┌────────

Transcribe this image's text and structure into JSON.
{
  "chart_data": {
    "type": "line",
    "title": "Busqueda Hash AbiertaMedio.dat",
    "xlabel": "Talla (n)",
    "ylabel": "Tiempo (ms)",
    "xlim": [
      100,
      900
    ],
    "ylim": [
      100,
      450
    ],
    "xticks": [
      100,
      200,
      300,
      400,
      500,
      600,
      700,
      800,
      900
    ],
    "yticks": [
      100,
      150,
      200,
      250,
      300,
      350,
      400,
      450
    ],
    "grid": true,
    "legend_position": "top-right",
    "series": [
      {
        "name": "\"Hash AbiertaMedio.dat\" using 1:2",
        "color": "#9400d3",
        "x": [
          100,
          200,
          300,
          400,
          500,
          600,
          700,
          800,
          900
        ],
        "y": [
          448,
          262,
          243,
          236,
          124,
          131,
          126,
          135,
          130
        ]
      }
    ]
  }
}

└────────

◆ Instructions for the task
Extract the complete listing above, reproducing each line exactly.

◆ Task solution
Transcribe this image's text and structure into JSON.
{
  "chart_data": {
    "type": "line",
    "title": "Busqueda Hash AbiertaMedio.dat",
    "xlabel": "Talla (n)",
    "ylabel": "Tiempo (ms)",
    "xlim": [
      100,
      900
    ],
    "ylim": [
      100,
      450
    ],
    "xticks": [
      100,
      200,
      300,
      400,
      500,
      600,
      700,
      800,
      900
    ],
    "yticks": [
      100,
      150,
      200,
      250,
      300,
      350,
      400,
      450
    ],
    "grid": true,
    "legend_position": "top-right",
    "series": [
      {
        "name": "\"Hash AbiertaMedio.dat\" using 1:2",
        "color": "#9400d3",
        "x": [
          100,
          200,
          300,
          400,
          500,
          600,
          700,
          800,
          900
        ],
        "y": [
          448,
          262,
          243,
          236,
          124,
          131,
          126,
          135,
          130
        ]
      }
    ]
  }
}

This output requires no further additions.